[Instructions to follow]: All the data below goes into the copy word for word, but the pictures don't.

(Records)

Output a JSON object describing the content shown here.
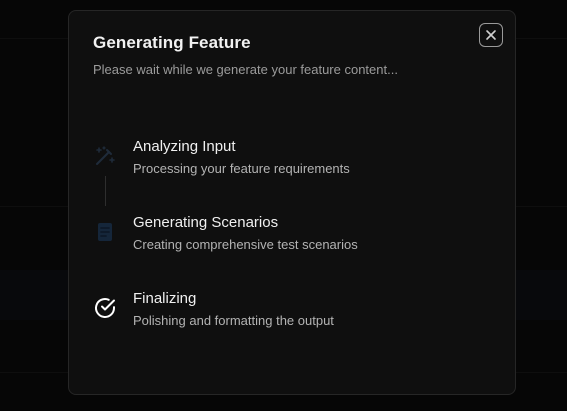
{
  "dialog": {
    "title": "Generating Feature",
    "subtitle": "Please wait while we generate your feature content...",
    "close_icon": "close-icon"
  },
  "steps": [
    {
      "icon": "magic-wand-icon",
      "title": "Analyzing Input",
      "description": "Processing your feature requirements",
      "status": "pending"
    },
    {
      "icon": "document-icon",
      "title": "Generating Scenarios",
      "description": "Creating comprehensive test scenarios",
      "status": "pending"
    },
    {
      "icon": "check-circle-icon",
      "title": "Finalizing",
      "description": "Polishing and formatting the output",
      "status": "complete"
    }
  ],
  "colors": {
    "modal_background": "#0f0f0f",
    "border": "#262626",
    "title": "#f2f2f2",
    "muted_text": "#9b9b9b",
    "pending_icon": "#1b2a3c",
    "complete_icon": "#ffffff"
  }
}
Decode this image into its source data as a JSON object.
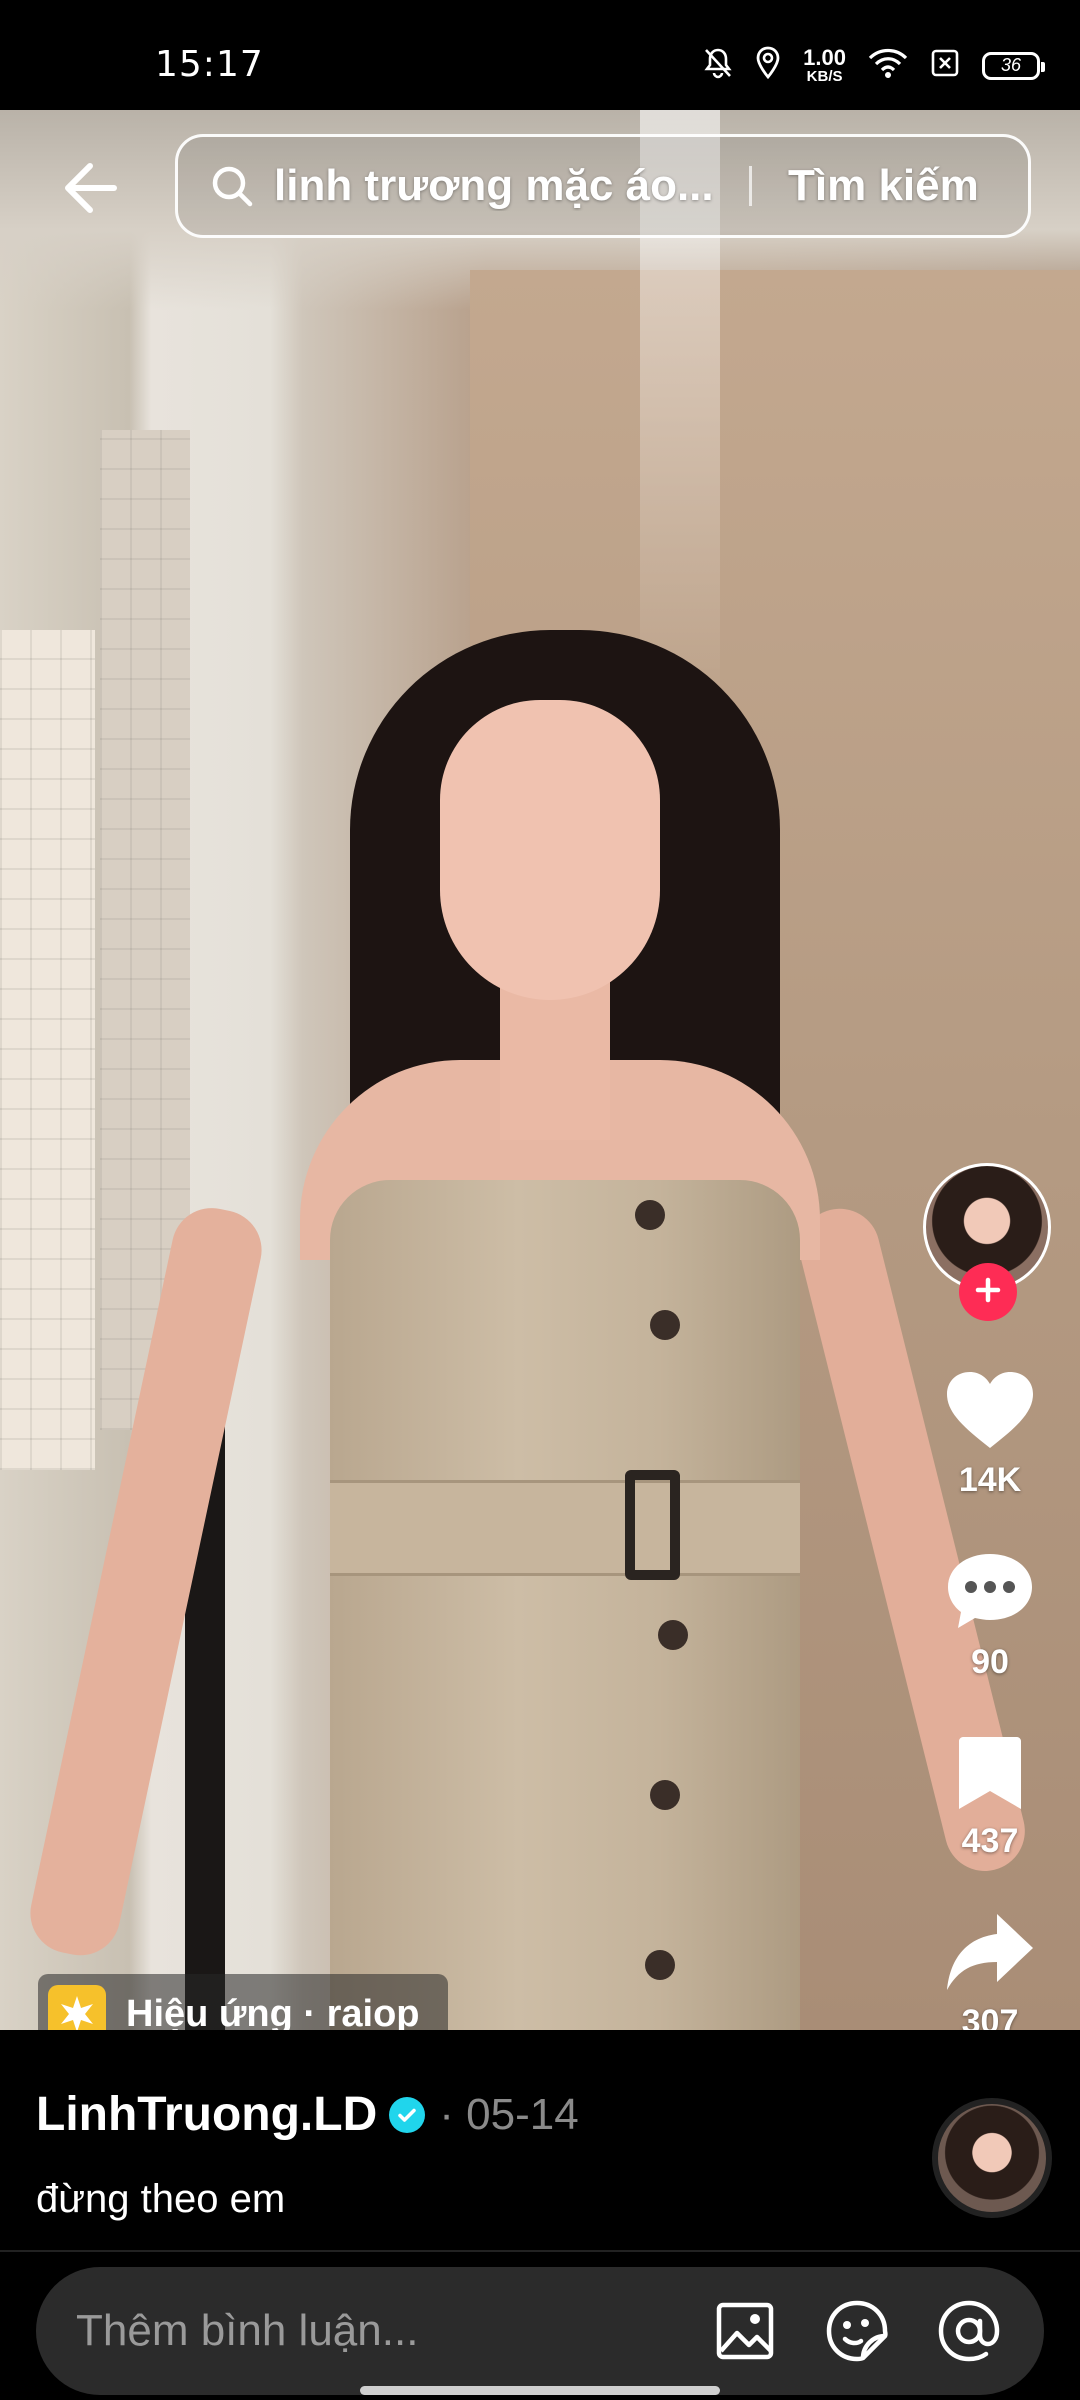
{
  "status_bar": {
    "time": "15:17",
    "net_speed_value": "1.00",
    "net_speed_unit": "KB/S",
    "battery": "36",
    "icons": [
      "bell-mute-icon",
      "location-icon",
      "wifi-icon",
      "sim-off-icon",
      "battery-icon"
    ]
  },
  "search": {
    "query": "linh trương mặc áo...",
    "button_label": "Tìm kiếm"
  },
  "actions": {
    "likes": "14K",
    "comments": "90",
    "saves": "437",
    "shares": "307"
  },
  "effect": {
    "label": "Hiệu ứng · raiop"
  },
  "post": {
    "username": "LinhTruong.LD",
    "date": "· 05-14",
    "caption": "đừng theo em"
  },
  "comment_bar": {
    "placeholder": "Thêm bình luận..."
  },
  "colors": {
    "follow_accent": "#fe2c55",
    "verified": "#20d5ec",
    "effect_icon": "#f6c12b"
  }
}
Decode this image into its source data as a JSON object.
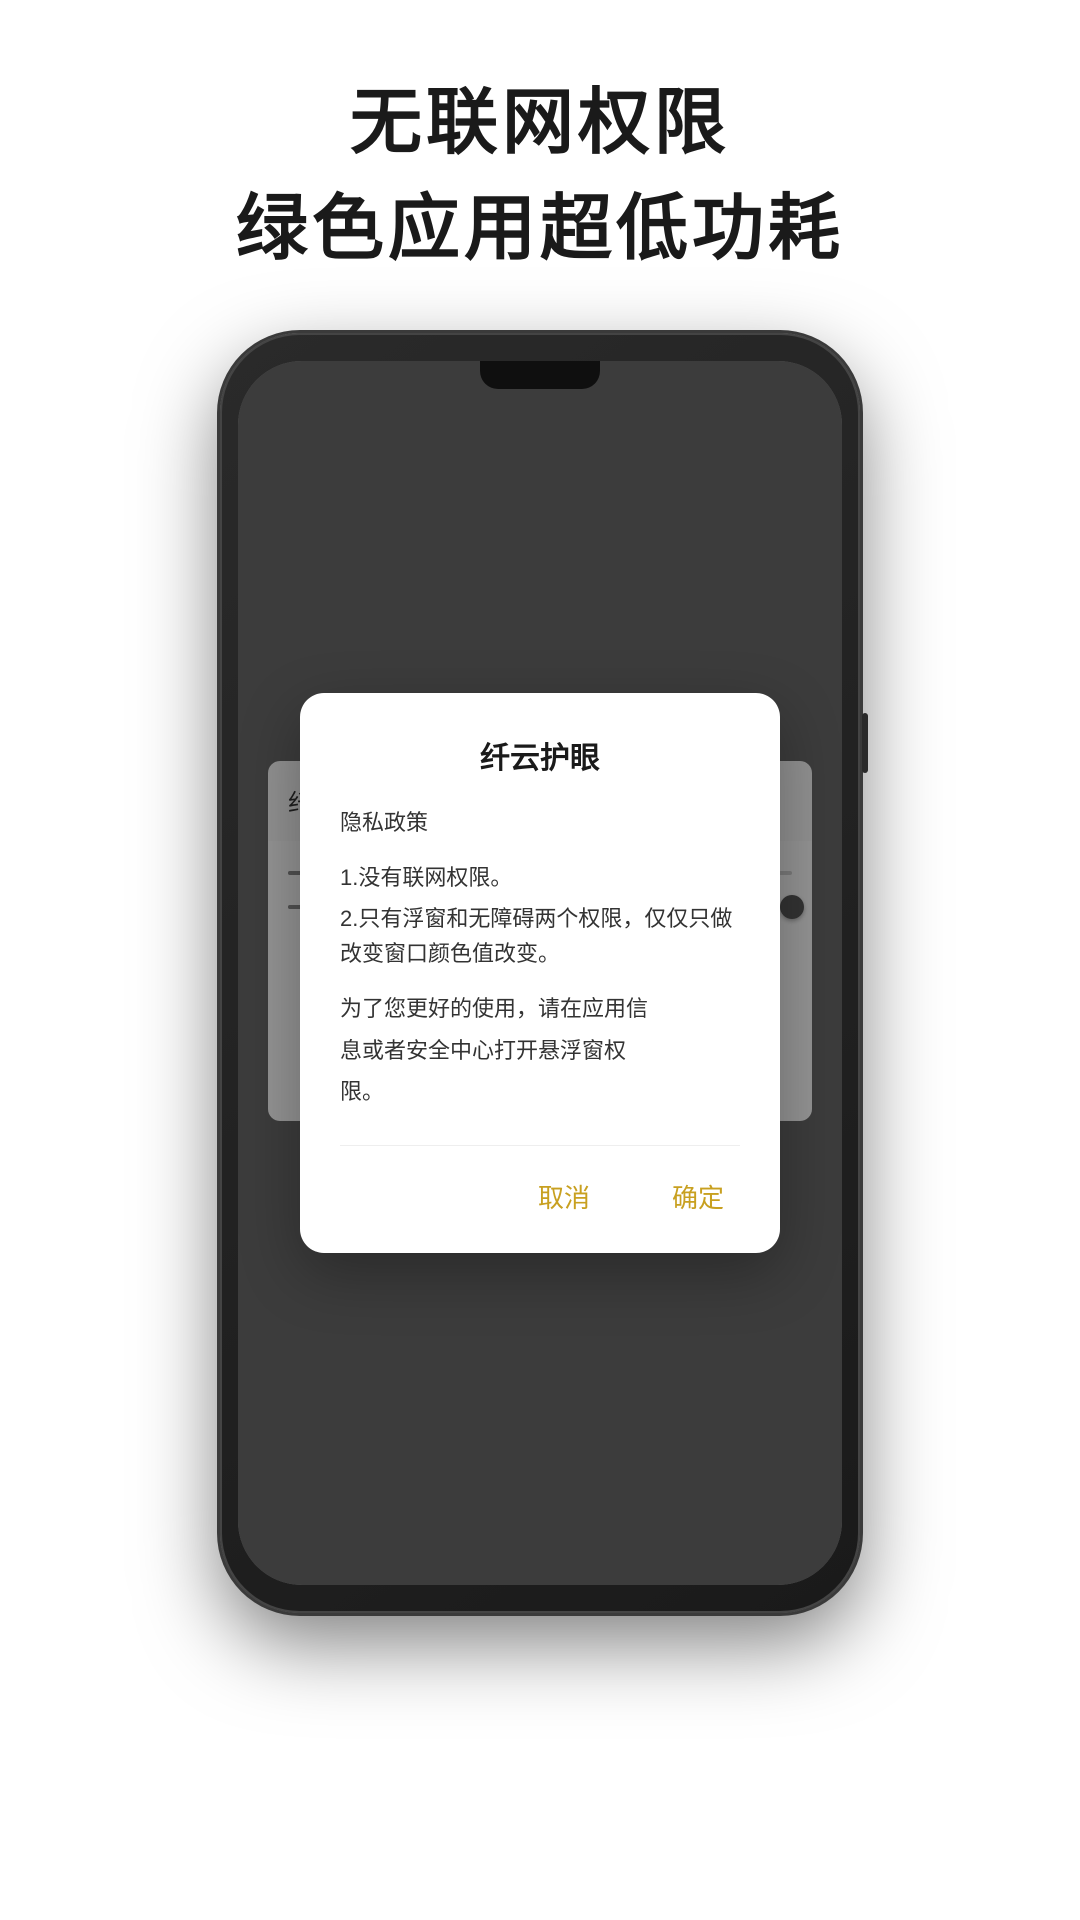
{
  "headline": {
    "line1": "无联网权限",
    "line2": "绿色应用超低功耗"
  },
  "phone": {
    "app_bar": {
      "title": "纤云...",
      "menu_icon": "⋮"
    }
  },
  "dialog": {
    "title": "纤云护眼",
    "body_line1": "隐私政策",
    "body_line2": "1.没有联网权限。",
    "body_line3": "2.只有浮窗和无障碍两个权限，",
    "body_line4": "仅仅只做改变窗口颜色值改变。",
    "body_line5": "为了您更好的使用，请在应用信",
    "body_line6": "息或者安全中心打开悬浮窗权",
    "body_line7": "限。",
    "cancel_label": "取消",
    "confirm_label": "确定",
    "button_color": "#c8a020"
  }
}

[Response below]:
Output a JSON object describing the content shown here.
{
  "dialog": {
    "title": "Generating Feature",
    "subtitle": "Please wait while we generate your feature content...",
    "close_icon": "close-icon"
  },
  "steps": [
    {
      "icon": "magic-wand-icon",
      "title": "Analyzing Input",
      "description": "Processing your feature requirements",
      "status": "pending"
    },
    {
      "icon": "document-icon",
      "title": "Generating Scenarios",
      "description": "Creating comprehensive test scenarios",
      "status": "pending"
    },
    {
      "icon": "check-circle-icon",
      "title": "Finalizing",
      "description": "Polishing and formatting the output",
      "status": "complete"
    }
  ],
  "colors": {
    "modal_background": "#0f0f0f",
    "border": "#262626",
    "title": "#f2f2f2",
    "muted_text": "#9b9b9b",
    "pending_icon": "#1b2a3c",
    "complete_icon": "#ffffff"
  }
}
Decode this image into its source data as a JSON object.
{
  "status_bar": {
    "time": "15:17",
    "net_speed_value": "1.00",
    "net_speed_unit": "KB/S",
    "battery": "36",
    "icons": [
      "bell-mute-icon",
      "location-icon",
      "wifi-icon",
      "sim-off-icon",
      "battery-icon"
    ]
  },
  "search": {
    "query": "linh trương mặc áo...",
    "button_label": "Tìm kiếm"
  },
  "actions": {
    "likes": "14K",
    "comments": "90",
    "saves": "437",
    "shares": "307"
  },
  "effect": {
    "label": "Hiệu ứng · raiop"
  },
  "post": {
    "username": "LinhTruong.LD",
    "date": "· 05-14",
    "caption": "đừng theo em"
  },
  "comment_bar": {
    "placeholder": "Thêm bình luận..."
  },
  "colors": {
    "follow_accent": "#fe2c55",
    "verified": "#20d5ec",
    "effect_icon": "#f6c12b"
  }
}
Decode this image into its source data as a JSON object.
{
  "headline": {
    "line1": "无联网权限",
    "line2": "绿色应用超低功耗"
  },
  "phone": {
    "app_bar": {
      "title": "纤云...",
      "menu_icon": "⋮"
    }
  },
  "dialog": {
    "title": "纤云护眼",
    "body_line1": "隐私政策",
    "body_line2": "1.没有联网权限。",
    "body_line3": "2.只有浮窗和无障碍两个权限，",
    "body_line4": "仅仅只做改变窗口颜色值改变。",
    "body_line5": "为了您更好的使用，请在应用信",
    "body_line6": "息或者安全中心打开悬浮窗权",
    "body_line7": "限。",
    "cancel_label": "取消",
    "confirm_label": "确定",
    "button_color": "#c8a020"
  }
}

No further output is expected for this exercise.